• _Task instructions_:
From the records below, copy every line that contains the word "Heterodyne".

====

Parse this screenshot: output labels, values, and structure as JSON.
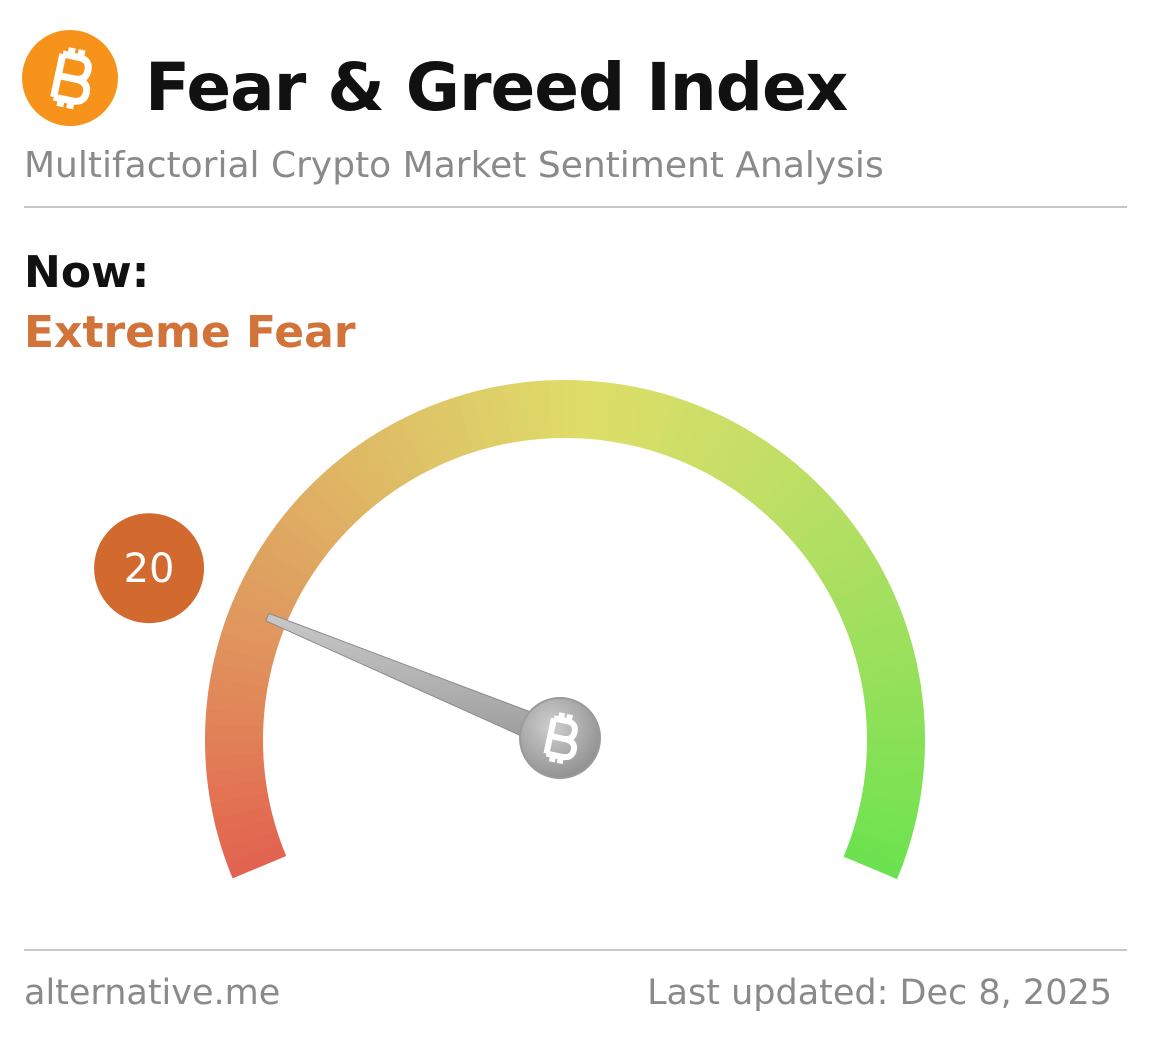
{
  "header": {
    "title": "Fear & Greed Index",
    "subtitle": "Multifactorial Crypto Market Sentiment Analysis"
  },
  "status": {
    "label": "Now:",
    "classification": "Extreme Fear"
  },
  "gauge": {
    "value": 20,
    "range": [
      0,
      100
    ]
  },
  "footer": {
    "source": "alternative.me",
    "updated": "Last updated: Dec 8, 2025"
  }
}
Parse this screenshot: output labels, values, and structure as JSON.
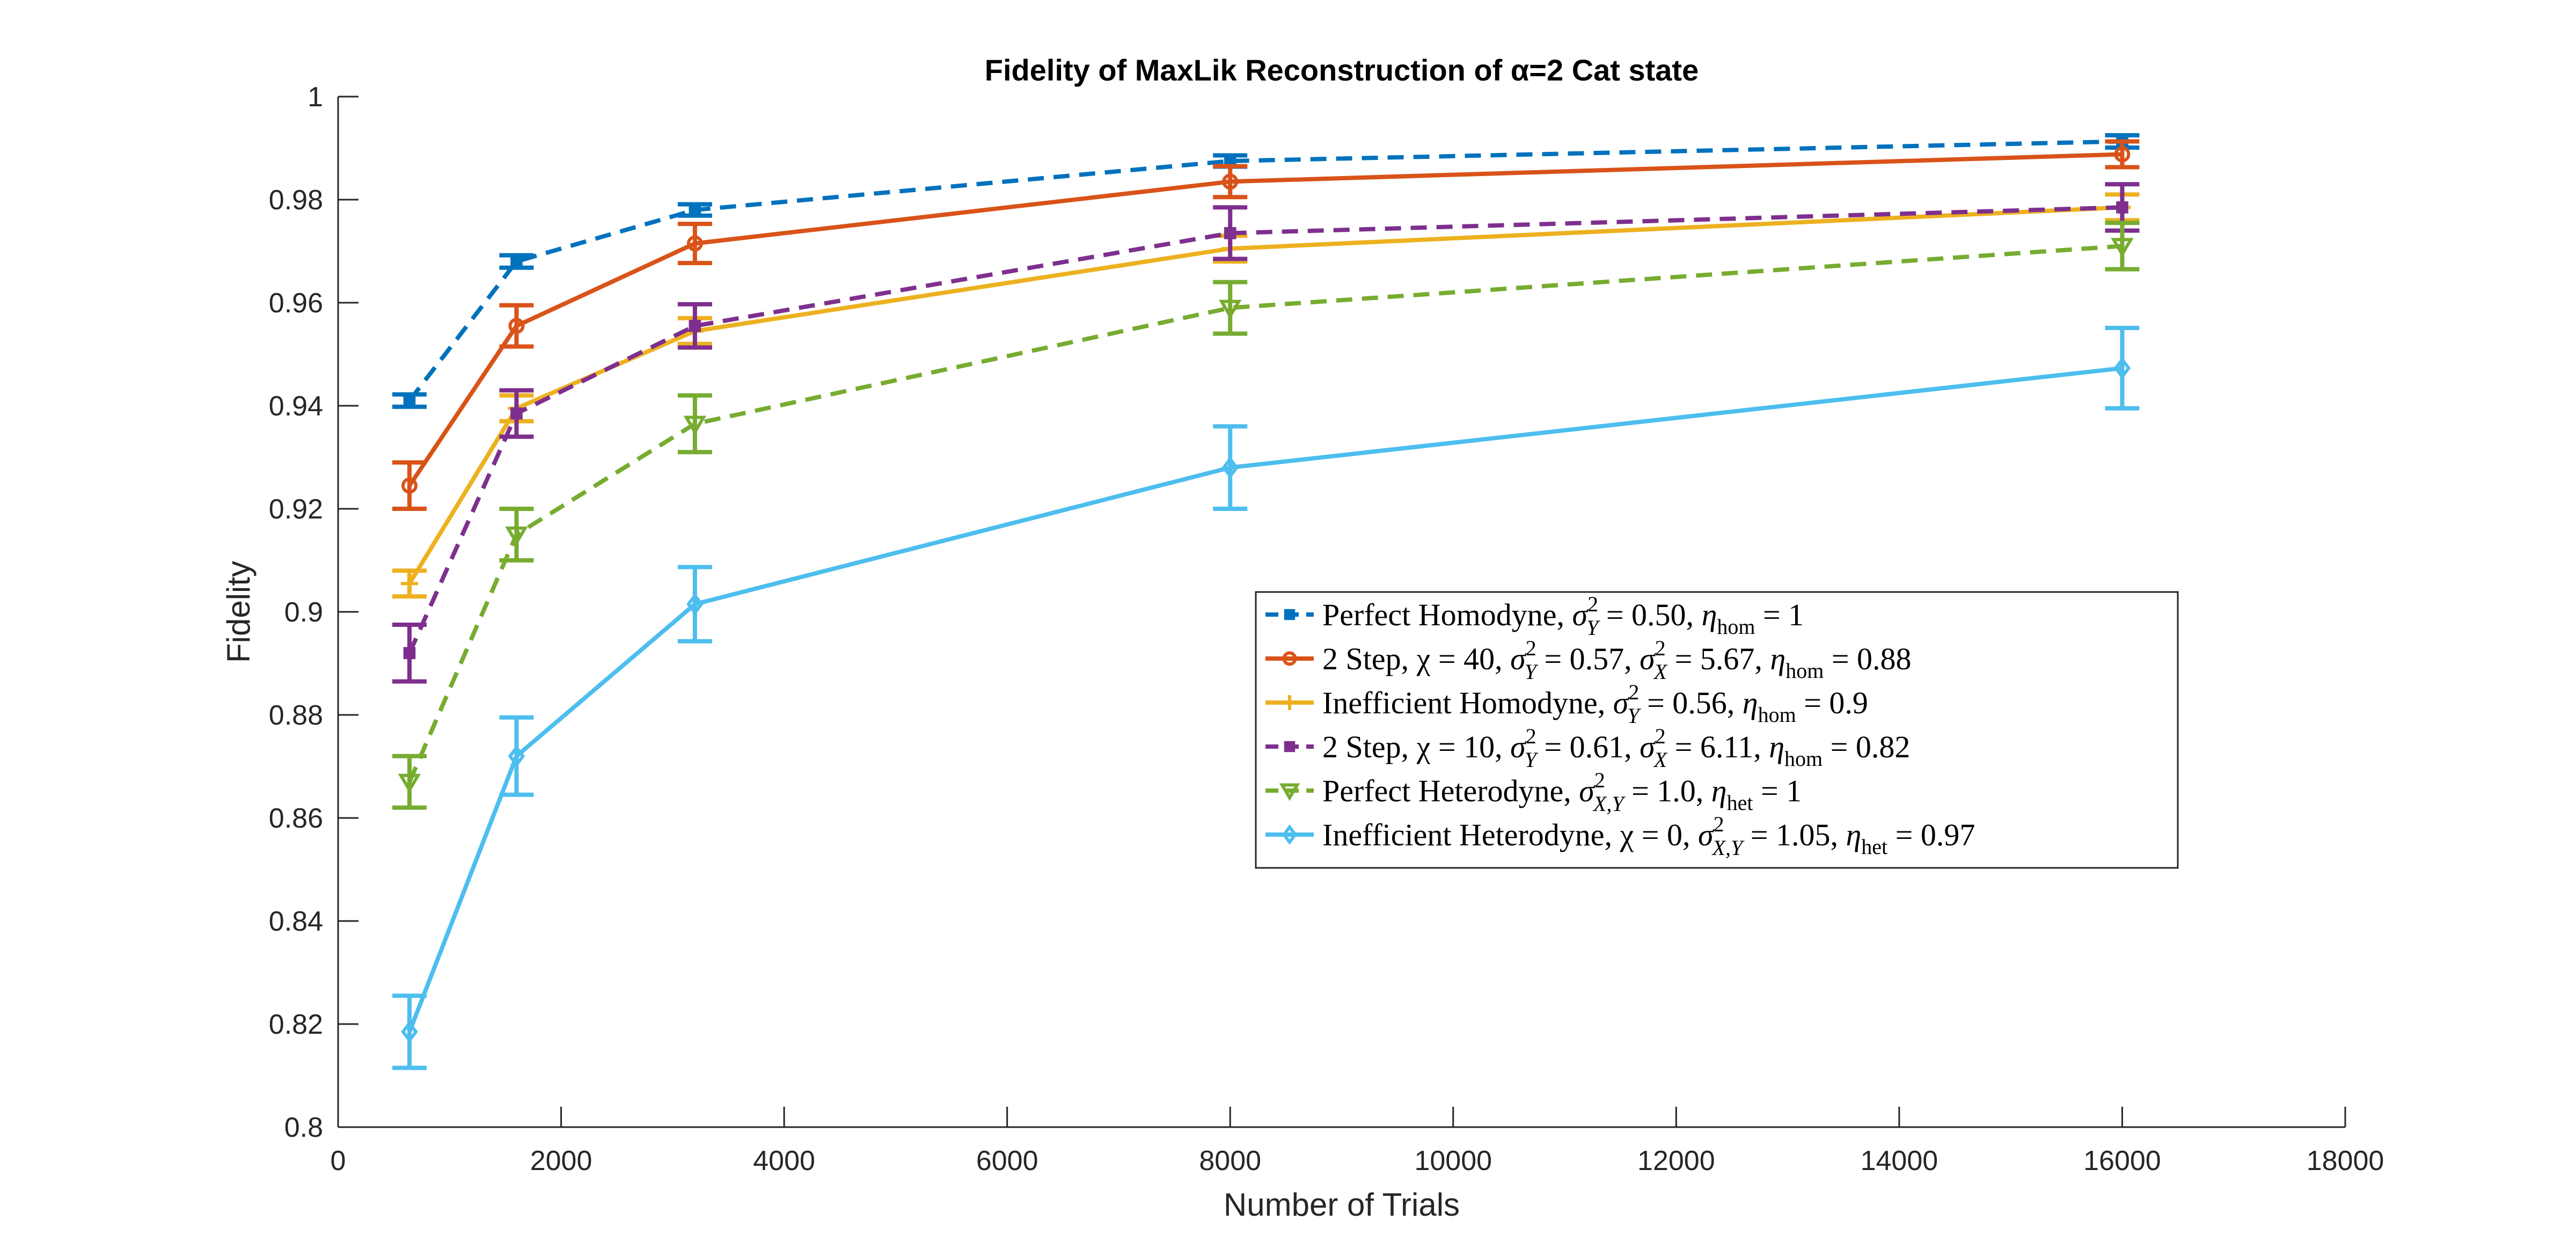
{
  "chart_data": {
    "type": "line",
    "title": "Fidelity of MaxLik Reconstruction of α=2 Cat state",
    "xlabel": "Number of Trials",
    "ylabel": "Fidelity",
    "xlim": [
      0,
      18000
    ],
    "ylim": [
      0.8,
      1.0
    ],
    "xticks": [
      0,
      2000,
      4000,
      6000,
      8000,
      10000,
      12000,
      14000,
      16000,
      18000
    ],
    "xtick_labels": [
      "0",
      "2000",
      "4000",
      "6000",
      "8000",
      "10000",
      "12000",
      "14000",
      "16000",
      "18000"
    ],
    "yticks": [
      0.8,
      0.82,
      0.84,
      0.86,
      0.88,
      0.9,
      0.92,
      0.94,
      0.96,
      0.98,
      1.0
    ],
    "ytick_labels": [
      "0.8",
      "0.82",
      "0.84",
      "0.86",
      "0.88",
      "0.9",
      "0.92",
      "0.94",
      "0.96",
      "0.98",
      "1"
    ],
    "grid": false,
    "legend_position": "center-right",
    "x": [
      640,
      1600,
      3200,
      8000,
      16000
    ],
    "series": [
      {
        "name": "Perfect Homodyne, σ_Y² = 0.50, η_hom = 1",
        "color": "#0072BD",
        "dash": "dashed",
        "marker": "square",
        "values": [
          0.941,
          0.968,
          0.978,
          0.9875,
          0.9913
        ],
        "errors": [
          0.0012,
          0.0012,
          0.0011,
          0.0011,
          0.0012
        ]
      },
      {
        "name": "2 Step, χ = 40, σ_Y² = 0.57, σ_X² = 5.67, η_hom = 0.88",
        "color": "#D95319",
        "dash": "solid",
        "marker": "circle",
        "values": [
          0.9245,
          0.9555,
          0.9715,
          0.9835,
          0.9888
        ],
        "errors": [
          0.0045,
          0.004,
          0.0038,
          0.003,
          0.0025
        ]
      },
      {
        "name": "Inefficient Homodyne, σ_Y² = 0.56, η_hom = 0.9",
        "color": "#EDB120",
        "dash": "solid",
        "marker": "plus",
        "values": [
          0.9055,
          0.9395,
          0.9545,
          0.9705,
          0.9785
        ],
        "errors": [
          0.0025,
          0.0025,
          0.0025,
          0.0025,
          0.0025
        ]
      },
      {
        "name": "2 Step, χ = 10, σ_Y² = 0.61, σ_X² = 6.11, η_hom = 0.82",
        "color": "#7E2F8E",
        "dash": "dashed",
        "marker": "square",
        "values": [
          0.892,
          0.9385,
          0.9555,
          0.9735,
          0.9785
        ],
        "errors": [
          0.0055,
          0.0045,
          0.0042,
          0.005,
          0.0045
        ]
      },
      {
        "name": "Perfect Heterodyne, σ_{X,Y}² = 1.0, η_het = 1",
        "color": "#77AC30",
        "dash": "dashed",
        "marker": "triangle-down",
        "values": [
          0.867,
          0.915,
          0.9365,
          0.959,
          0.971
        ],
        "errors": [
          0.005,
          0.005,
          0.0055,
          0.005,
          0.0045
        ]
      },
      {
        "name": "Inefficient Heterodyne, χ = 0, σ_{X,Y}² = 1.05, η_het = 0.97",
        "color": "#4DBEEE",
        "dash": "solid",
        "marker": "diamond",
        "values": [
          0.8185,
          0.872,
          0.9015,
          0.928,
          0.9473
        ],
        "errors": [
          0.007,
          0.0075,
          0.0072,
          0.008,
          0.0078
        ]
      }
    ]
  },
  "legend": {
    "entries": [
      {
        "prefix": "Perfect Homodyne, ",
        "parts": [
          "σ",
          "2",
          "Y",
          " = 0.50, ",
          "η",
          "hom",
          " = 1"
        ]
      },
      {
        "prefix": "2 Step, ",
        "parts": [
          "χ = 40, ",
          "σ",
          "2",
          "Y",
          " = 0.57, ",
          "σ",
          "2",
          "X",
          " = 5.67, ",
          "η",
          "hom",
          " = 0.88"
        ]
      },
      {
        "prefix": "Inefficient Homodyne, ",
        "parts": [
          "σ",
          "2",
          "Y",
          " = 0.56, ",
          "η",
          "hom",
          " = 0.9"
        ]
      },
      {
        "prefix": "2 Step, ",
        "parts": [
          "χ = 10, ",
          "σ",
          "2",
          "Y",
          " = 0.61, ",
          "σ",
          "2",
          "X",
          " = 6.11, ",
          "η",
          "hom",
          " = 0.82"
        ]
      },
      {
        "prefix": "Perfect Heterodyne, ",
        "parts": [
          "σ",
          "2",
          "X,Y",
          " = 1.0, ",
          "η",
          "het",
          " = 1"
        ]
      },
      {
        "prefix": "Inefficient Heterodyne, ",
        "parts": [
          "χ = 0, ",
          "σ",
          "2",
          "X,Y",
          " = 1.05, ",
          "η",
          "het",
          " = 0.97"
        ]
      }
    ]
  }
}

====

• _Reply to the exercise_:
        "name": "Perfect Heterodyne, σ_{X,Y}² = 1.0, η_het = 1",
        "name": "Inefficient Heterodyne, χ = 0, σ_{X,Y}² = 1.05, η_het = 0.97",
        "prefix": "Perfect Heterodyne, ",
        "prefix": "Inefficient Heterodyne, ",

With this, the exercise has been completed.